* [INPUT]
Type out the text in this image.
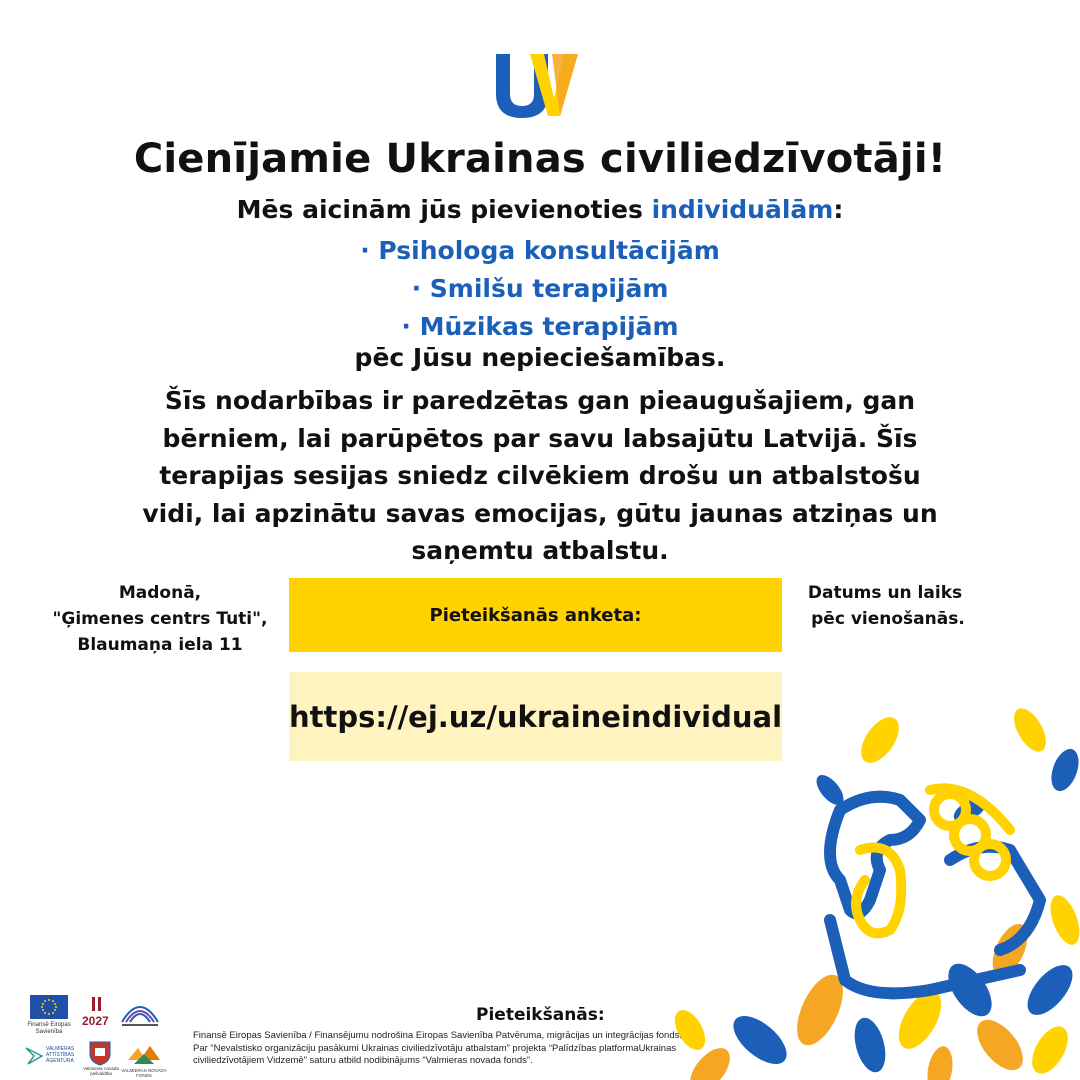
Cienījamie Ukrainas civiliedzīvotāji!
Mēs aicinām jūs pievienoties individuālām:
· Psihologa konsultācijām
· Smilšu terapijām
· Mūzikas terapijām
pēc Jūsu nepieciešamības.
Šīs nodarbības ir paredzētas gan pieaugušajiem, gan
bērniem, lai parūpētos par savu labsajūtu Latvijā. Šīs
terapijas sesijas sniedz cilvēkiem drošu un atbalstošu
vidi, lai apzinātu savas emocijas, gūtu jaunas atziņas un
saņemtu atbalstu.
Madonā,
"Ģimenes centrs Tuti",
Blaumaņa iela 11
Pieteikšanās anketa:
Datums un laiks
pēc vienošanās.
https://ej.uz/ukraineindividual
Pieteikšanās:
Finansē Eiropas Savienība / Finansējumu nodrošina Eiropas Savienība Patvēruma, migrācijas un integrācijas fonds. Par “Nevalstisko organizāciju pasākumi Ukrainas civiliedzīvotāju atbalstam” projekta “Palīdzības platformaUkrainas civiliedzīvotājiem Vidzemē” saturu atbild nodibinājums “Valmieras novada fonds”.
Finansē Eiropas Savienība
VALMIERAS ATTĪSTĪBAS AĢENTŪRA
2027
Valmieras novada pašvaldība
VALMIERAS NOVADA FONDS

* [REQUIRED TASK]
Using the material above, set down every line exactly, but skip the pictures.

* [SOLUTION TO THE PROBLEM]
Type out the text in this image.
Cienījamie Ukrainas civiliedzīvotāji!
Mēs aicinām jūs pievienoties individuālām:
· Psihologa konsultācijām
· Smilšu terapijām
· Mūzikas terapijām
pēc Jūsu nepieciešamības.
Šīs nodarbības ir paredzētas gan pieaugušajiem, gan
bērniem, lai parūpētos par savu labsajūtu Latvijā. Šīs
terapijas sesijas sniedz cilvēkiem drošu un atbalstošu
vidi, lai apzinātu savas emocijas, gūtu jaunas atziņas un
saņemtu atbalstu.
Madonā,
"Ģimenes centrs Tuti",
Blaumaņa iela 11
Pieteikšanās anketa:
Datums un laiks
pēc vienošanās.
https://ej.uz/ukraineindividual
Pieteikšanās:
Finansē Eiropas Savienība / Finansējumu nodrošina Eiropas Savienība Patvēruma, migrācijas un integrācijas fonds. Par “Nevalstisko organizāciju pasākumi Ukrainas civiliedzīvotāju atbalstam” projekta “Palīdzības platformaUkrainas civiliedzīvotājiem Vidzemē” saturu atbild nodibinājums “Valmieras novada fonds”.
Finansē Eiropas Savienība
VALMIERAS ATTĪSTĪBAS AĢENTŪRA
2027
Valmieras novada pašvaldība
VALMIERAS NOVADA FONDS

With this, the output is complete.